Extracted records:
* * * * * * *
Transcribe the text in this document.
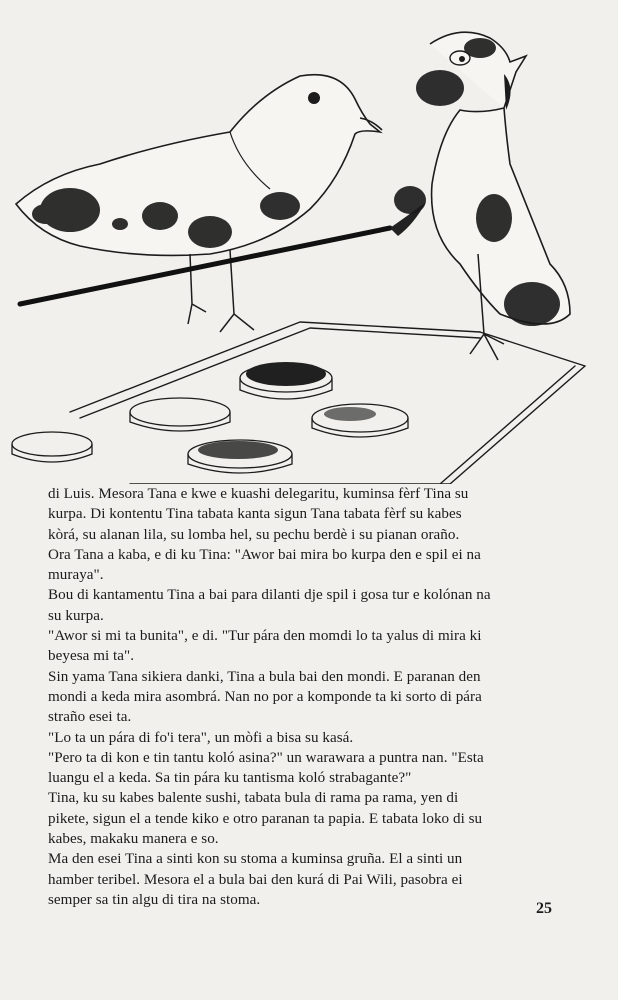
di Luis. Mesora Tana e kwe e kuashi delegaritu, kuminsa fèrf Tina su

kurpa. Di kontentu Tina tabata kanta sigun Tana tabata fèrf su kabes

kòrá, su alanan lila, su lomba hel, su pechu berdè i su pianan oraño.

Ora Tana a kaba, e di ku Tina: "Awor bai mira bo kurpa den e spil ei na

muraya".

Bou di kantamentu Tina a bai para dilanti dje spil i gosa tur e kolónan na

su kurpa.

"Awor si mi ta bunita", e di. "Tur pára den momdi lo ta yalus di mira ki

beyesa mi ta".

Sin yama Tana sikiera danki, Tina a bula bai den mondi. E paranan den

mondi a keda mira asombrá. Nan no por a komponde ta ki sorto di pára

straño esei ta.

"Lo ta un pára di fo'i tera", un mòfi a bisa su kasá.

"Pero ta di kon e tin tantu koló asina?" un warawara a puntra nan. "Esta

luangu el a keda. Sa tin pára ku tantisma koló strabagante?"

Tina, ku su kabes balente sushi, tabata bula di rama pa rama, yen di

pikete, sigun el a tende kiko e otro paranan ta papia. E tabata loko di su

kabes, makaku manera e so.

Ma den esei Tina a sinti kon su stoma a kuminsa gruña. El a sinti un

hamber teribel. Mesora el a bula bai den kurá di Pai Wili, pasobra ei

semper sa tin algu di tira na stoma.

25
* * * * * * *
| EXERCISE DIRECTIONS |
Copy every line above in which the string "tabata" shows up.

| RESULT OF THIS TASK |
kurpa. Di kontentu Tina tabata kanta sigun Tana tabata fèrf su kabes
Tina, ku su kabes balente sushi, tabata bula di rama pa rama, yen di
pikete, sigun el a tende kiko e otro paranan ta papia. E tabata loko di su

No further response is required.